Given task
Take every line from the material that has the word "screenshot" in it.

Given data
::::::::::
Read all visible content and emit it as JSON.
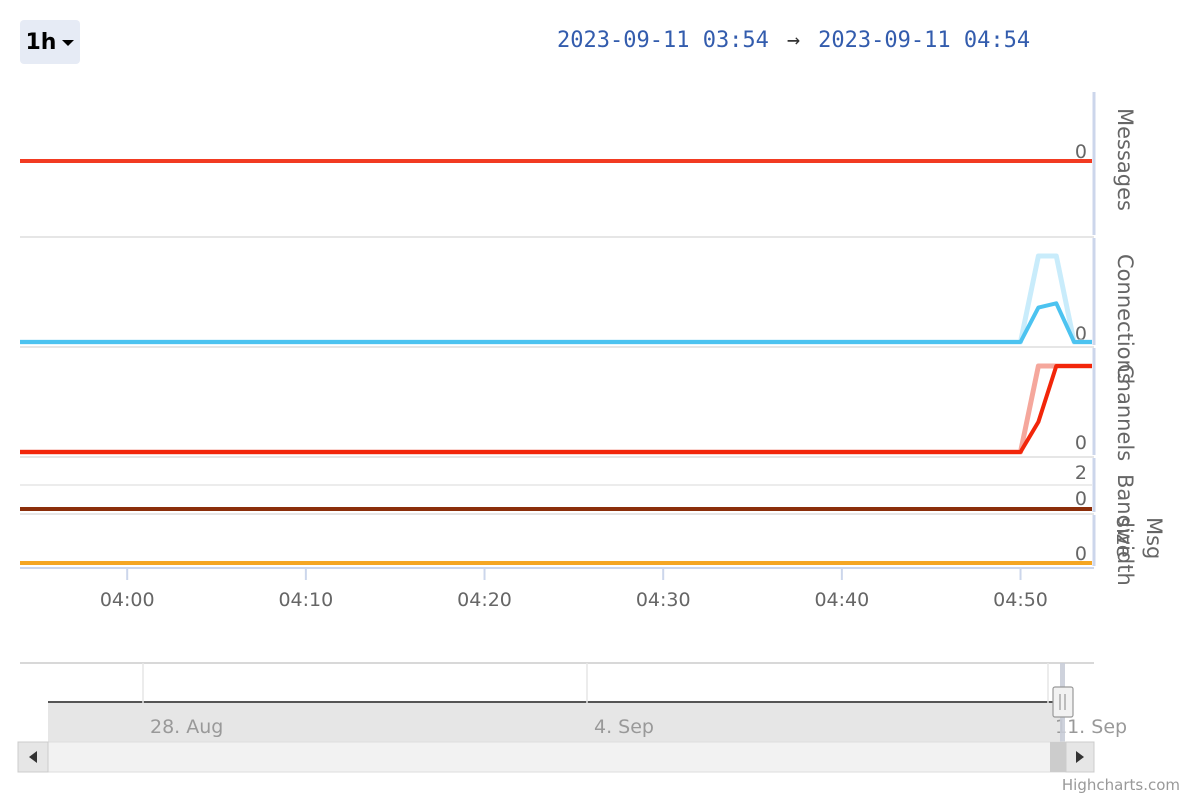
{
  "range_selector": {
    "selected": "1h"
  },
  "date_range": {
    "from": "2023-09-11 03:54",
    "arrow": "→",
    "to": "2023-09-11 04:54"
  },
  "credits": "Highcharts.com",
  "chart_data": [
    {
      "type": "line",
      "ylabel": "Messages",
      "yticks": [
        "0"
      ],
      "x": [
        "03:54",
        "04:50",
        "04:51",
        "04:52",
        "04:53",
        "04:54"
      ],
      "series": [
        {
          "values": [
            0,
            0,
            0,
            0,
            0,
            0
          ],
          "color": "#f23b22"
        }
      ]
    },
    {
      "type": "line",
      "ylabel": "Connections",
      "yticks": [
        "0"
      ],
      "x": [
        "03:54",
        "04:50",
        "04:51",
        "04:52",
        "04:53",
        "04:54"
      ],
      "series": [
        {
          "values": [
            0,
            0,
            1,
            1,
            0,
            0
          ],
          "color": "#c9ecfb"
        },
        {
          "values": [
            0,
            0,
            0.4,
            0.45,
            0,
            0
          ],
          "color": "#4cc3f0"
        }
      ]
    },
    {
      "type": "line",
      "ylabel": "Channels",
      "yticks": [
        "0"
      ],
      "x": [
        "03:54",
        "04:50",
        "04:51",
        "04:52",
        "04:53",
        "04:54"
      ],
      "series": [
        {
          "values": [
            0,
            0,
            1,
            1,
            1,
            1
          ],
          "color": "#f5a79c"
        },
        {
          "values": [
            0,
            0,
            0.35,
            1,
            1,
            1
          ],
          "color": "#f2260a"
        }
      ]
    },
    {
      "type": "line",
      "ylabel": "Bandwidth",
      "yticks": [
        "2",
        "0"
      ],
      "x": [
        "03:54",
        "04:54"
      ],
      "series": [
        {
          "values": [
            0,
            0
          ],
          "color": "#8b2e0a"
        }
      ]
    },
    {
      "type": "line",
      "ylabel": "Msg size",
      "yticks": [
        "0"
      ],
      "x": [
        "03:54",
        "04:54"
      ],
      "series": [
        {
          "values": [
            0,
            0
          ],
          "color": "#f5a623"
        }
      ]
    }
  ],
  "x_axis": {
    "ticks": [
      "04:00",
      "04:10",
      "04:20",
      "04:30",
      "04:40",
      "04:50"
    ]
  },
  "navigator": {
    "ticks": [
      "28. Aug",
      "4. Sep",
      "11. Sep"
    ]
  },
  "colors": {
    "accent": "#335cad",
    "axis": "#ccd6eb",
    "grid": "#e6e6e6"
  }
}
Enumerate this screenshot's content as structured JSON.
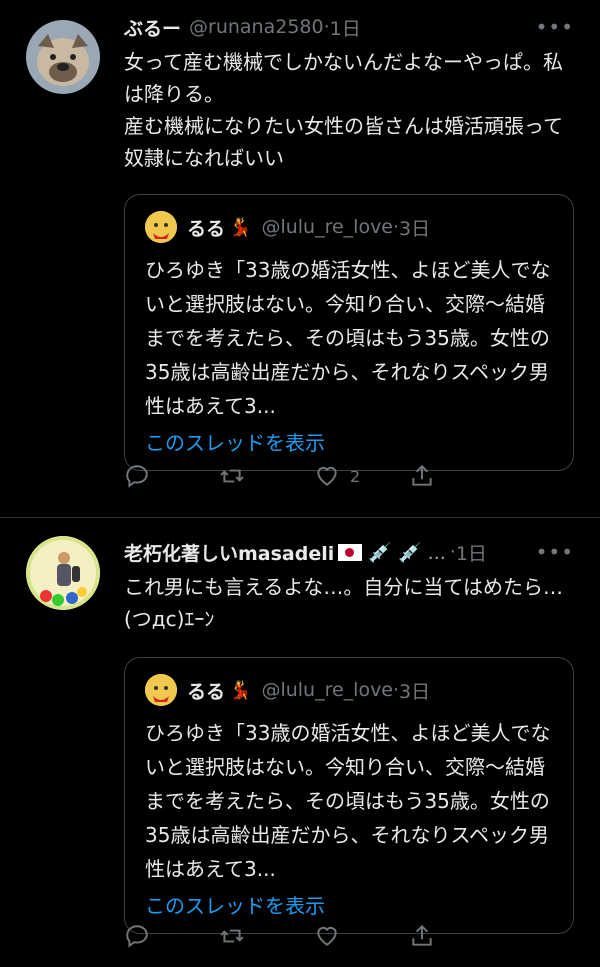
{
  "tweets": [
    {
      "name": "ぶるー",
      "handle": "@runana2580",
      "dot": "·",
      "time": "1日",
      "text": "女って産む機械でしかないんだよなーやっぱ。私は降りる。\n産む機械になりたい女性の皆さんは婚活頑張って奴隷になればいい",
      "quote": {
        "name": "るる",
        "emoji": "💃",
        "handle": "@lulu_re_love",
        "dot": "·",
        "time": "3日",
        "text": "ひろゆき「33歳の婚活女性、よほど美人でないと選択肢はない。今知り合い、交際〜結婚までを考えたら、その頃はもう35歳。女性の35歳は高齢出産だから、それなりスペック男性はあえて3...",
        "thread_link": "このスレッドを表示"
      },
      "actions": {
        "reply": "",
        "retweet": "",
        "like": "2",
        "share": ""
      }
    },
    {
      "name": "老朽化著しいmasadeli",
      "name_suffix": "💉 💉 ...",
      "dot": "·",
      "time": "1日",
      "text": "これ男にも言えるよな…。自分に当てはめたら…(つдc)ｴｰﾝ",
      "quote": {
        "name": "るる",
        "emoji": "💃",
        "handle": "@lulu_re_love",
        "dot": "·",
        "time": "3日",
        "text": "ひろゆき「33歳の婚活女性、よほど美人でないと選択肢はない。今知り合い、交際〜結婚までを考えたら、その頃はもう35歳。女性の35歳は高齢出産だから、それなりスペック男性はあえて3...",
        "thread_link": "このスレッドを表示"
      }
    }
  ],
  "more_icon": "•••"
}
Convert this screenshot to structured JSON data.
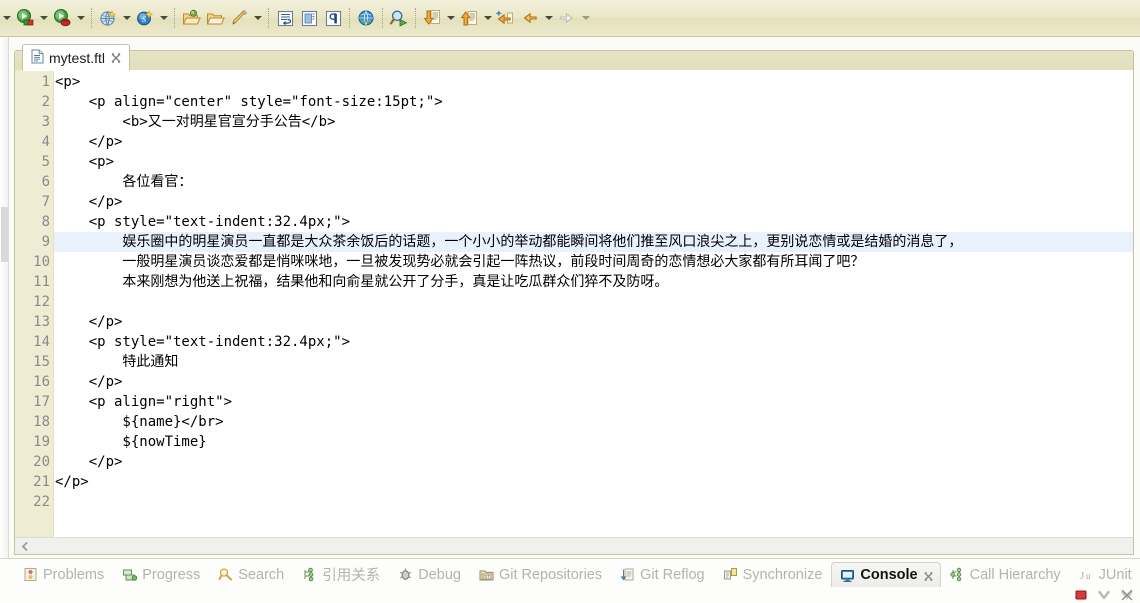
{
  "toolbar": {
    "groups": [
      {
        "name": "run-group",
        "buttons": [
          {
            "icon": "run-icon",
            "label": "Run",
            "has_dropdown": true
          },
          {
            "icon": "debug-icon",
            "label": "Debug",
            "has_dropdown": true
          }
        ]
      },
      {
        "name": "server-group",
        "buttons": [
          {
            "icon": "new-server-icon",
            "label": "New Server",
            "has_dropdown": true
          },
          {
            "icon": "svn-icon",
            "label": "SVN",
            "has_dropdown": true
          }
        ]
      },
      {
        "name": "package-group",
        "buttons": [
          {
            "icon": "export-package-icon",
            "label": "Export",
            "has_dropdown": false
          },
          {
            "icon": "open-package-icon",
            "label": "Open Package",
            "has_dropdown": false
          },
          {
            "icon": "build-icon",
            "label": "Build",
            "has_dropdown": true
          }
        ]
      },
      {
        "name": "editor-group",
        "buttons": [
          {
            "icon": "word-wrap-icon",
            "label": "Toggle Word Wrap",
            "has_dropdown": false
          },
          {
            "icon": "block-selection-icon",
            "label": "Toggle Block Selection",
            "has_dropdown": false
          },
          {
            "icon": "whitespace-icon",
            "label": "Show Whitespace Characters",
            "has_dropdown": false
          }
        ]
      },
      {
        "name": "browser-group",
        "buttons": [
          {
            "icon": "web-browser-icon",
            "label": "Open Web Browser",
            "has_dropdown": false
          }
        ]
      },
      {
        "name": "search-group",
        "buttons": [
          {
            "icon": "search-run-icon",
            "label": "Search",
            "has_dropdown": false
          }
        ]
      },
      {
        "name": "nav-group",
        "buttons": [
          {
            "icon": "next-annotation-icon",
            "label": "Next Annotation",
            "has_dropdown": true
          },
          {
            "icon": "previous-annotation-icon",
            "label": "Previous Annotation",
            "has_dropdown": true
          }
        ]
      },
      {
        "name": "history-group",
        "buttons": [
          {
            "icon": "last-edit-location-icon",
            "label": "Last Edit Location",
            "has_dropdown": false
          },
          {
            "icon": "back-icon",
            "label": "Back",
            "has_dropdown": true
          },
          {
            "icon": "forward-icon",
            "label": "Forward",
            "has_dropdown": true,
            "disabled": true
          }
        ]
      }
    ]
  },
  "editor": {
    "tab": {
      "label": "mytest.ftl",
      "icon": "file-icon",
      "close_icon": "close-icon"
    },
    "current_line": 9,
    "lines": [
      {
        "n": "1",
        "text": "<p>"
      },
      {
        "n": "2",
        "text": "    <p align=\"center\" style=\"font-size:15pt;\">"
      },
      {
        "n": "3",
        "text": "        <b>又一对明星官宣分手公告</b>"
      },
      {
        "n": "4",
        "text": "    </p>"
      },
      {
        "n": "5",
        "text": "    <p>"
      },
      {
        "n": "6",
        "text": "        各位看官："
      },
      {
        "n": "7",
        "text": "    </p>"
      },
      {
        "n": "8",
        "text": "    <p style=\"text-indent:32.4px;\">"
      },
      {
        "n": "9",
        "text": "        娱乐圈中的明星演员一直都是大众茶余饭后的话题，一个小小的举动都能瞬间将他们推至风口浪尖之上，更别说恋情或是结婚的消息了，"
      },
      {
        "n": "10",
        "text": "        一般明星演员谈恋爱都是悄咪咪地，一旦被发现势必就会引起一阵热议，前段时间周奇的恋情想必大家都有所耳闻了吧？"
      },
      {
        "n": "11",
        "text": "        本来刚想为他送上祝福，结果他和向俞星就公开了分手，真是让吃瓜群众们猝不及防呀。"
      },
      {
        "n": "12",
        "text": ""
      },
      {
        "n": "13",
        "text": "    </p>"
      },
      {
        "n": "14",
        "text": "    <p style=\"text-indent:32.4px;\">"
      },
      {
        "n": "15",
        "text": "        特此通知"
      },
      {
        "n": "16",
        "text": "    </p>"
      },
      {
        "n": "17",
        "text": "    <p align=\"right\">"
      },
      {
        "n": "18",
        "text": "        ${name}</br>"
      },
      {
        "n": "19",
        "text": "        ${nowTime}"
      },
      {
        "n": "20",
        "text": "    </p>"
      },
      {
        "n": "21",
        "text": "</p>"
      },
      {
        "n": "22",
        "text": ""
      }
    ],
    "hscroll": {
      "left_arrow_icon": "chevron-left-icon"
    }
  },
  "view_tabs": [
    {
      "label": "Problems",
      "icon": "problems-icon",
      "active": false
    },
    {
      "label": "Progress",
      "icon": "progress-icon",
      "active": false
    },
    {
      "label": "Search",
      "icon": "search-icon",
      "active": false
    },
    {
      "label": "引用关系",
      "icon": "call-reference-icon",
      "active": false
    },
    {
      "label": "Debug",
      "icon": "debug-bug-icon",
      "active": false
    },
    {
      "label": "Git Repositories",
      "icon": "git-repo-icon",
      "active": false
    },
    {
      "label": "Git Reflog",
      "icon": "git-reflog-icon",
      "active": false
    },
    {
      "label": "Synchronize",
      "icon": "synchronize-icon",
      "active": false
    },
    {
      "label": "Console",
      "icon": "console-icon",
      "active": true,
      "close_icon": "close-icon"
    },
    {
      "label": "Call Hierarchy",
      "icon": "call-hierarchy-icon",
      "active": false
    },
    {
      "label": "JUnit",
      "icon": "junit-icon",
      "active": false
    }
  ],
  "console_tools": [
    {
      "icon": "terminate-icon",
      "label": "Terminate"
    },
    {
      "icon": "remove-launch-icon",
      "label": "Remove All Terminated Launches"
    },
    {
      "icon": "clear-console-icon",
      "label": "Clear Console"
    }
  ],
  "colors": {
    "toolbar_bg": "#eae7c6",
    "tab_bar_bg": "#e2dfbc",
    "gutter_bg": "#efecd4",
    "current_line_highlight": "#e8f1fc",
    "active_tab_bg": "#ffffff",
    "code_text": "#000000",
    "line_number": "#8a8a8a",
    "inactive_view_tab": "#b2b2b2",
    "border": "#c6c3a2"
  }
}
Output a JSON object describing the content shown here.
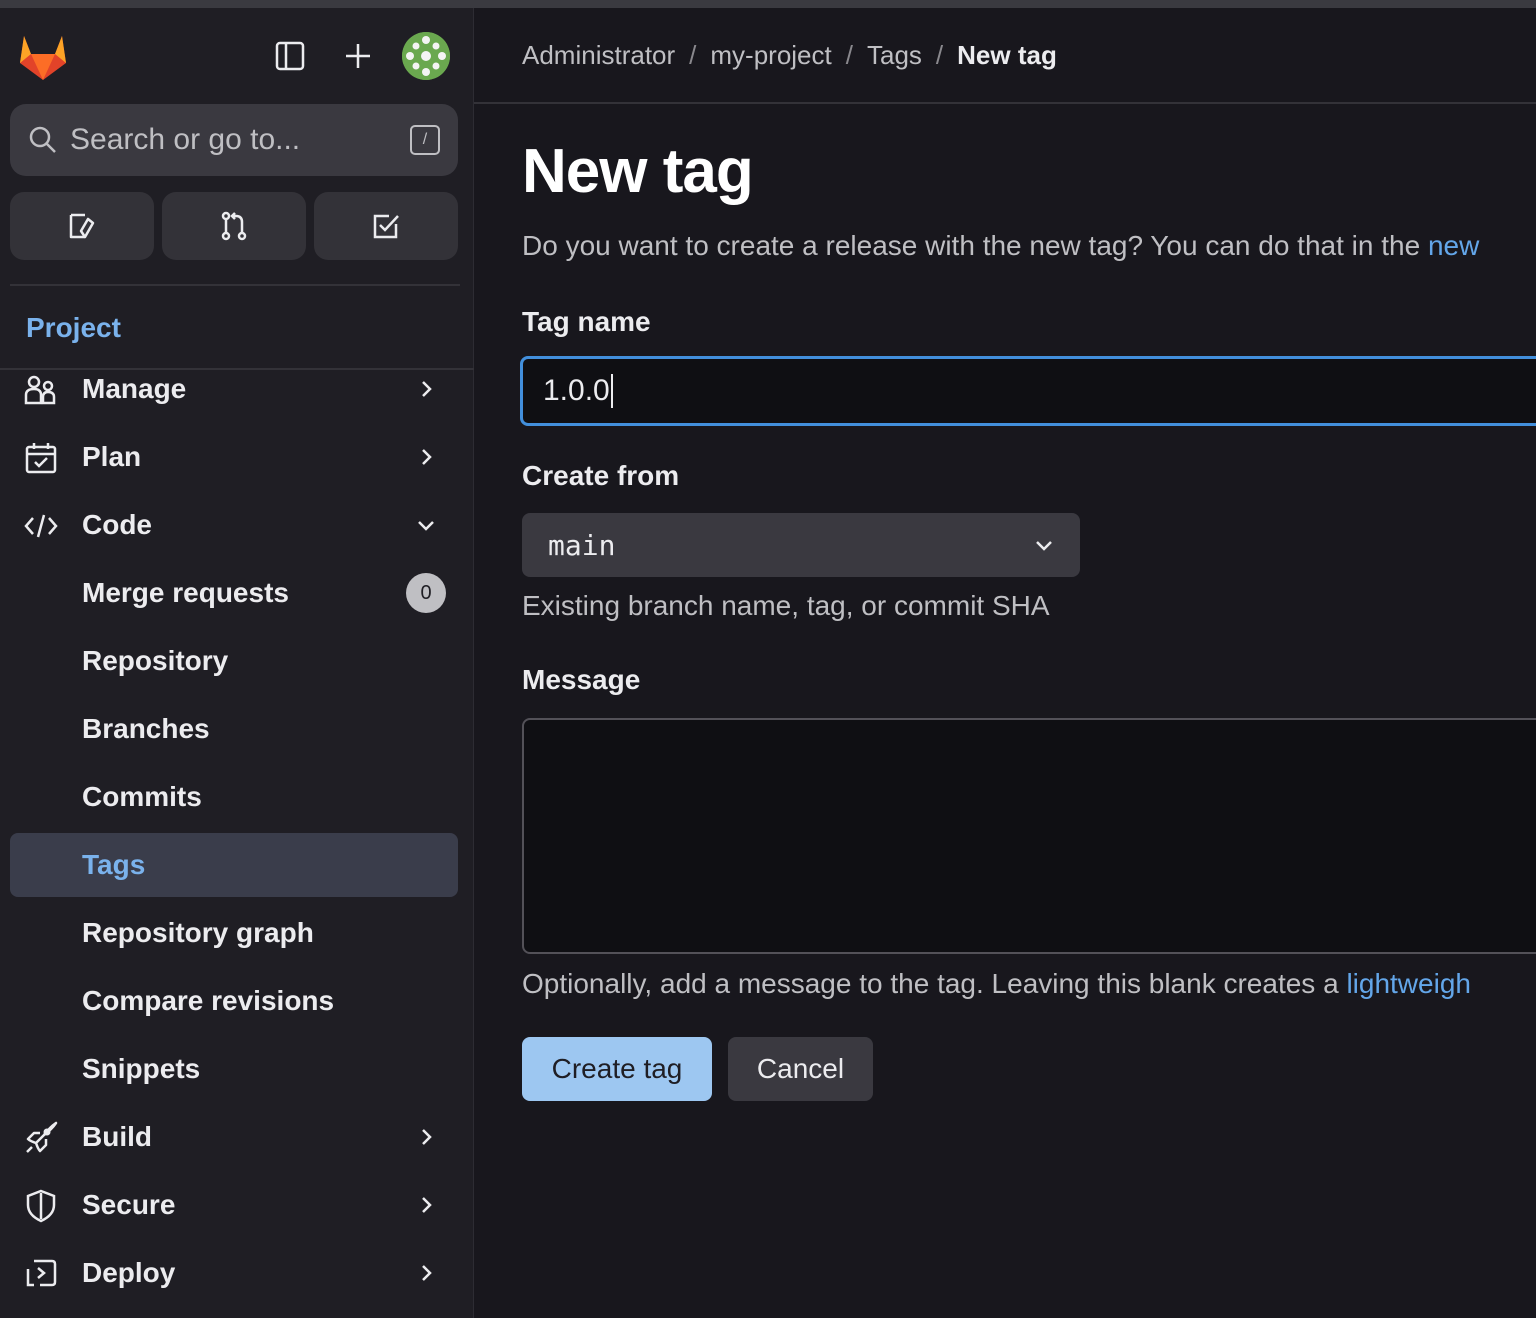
::::::::::
Result below
Enumerate this screenshot's content as structured JSON.
Convert this screenshot to structured JSON data.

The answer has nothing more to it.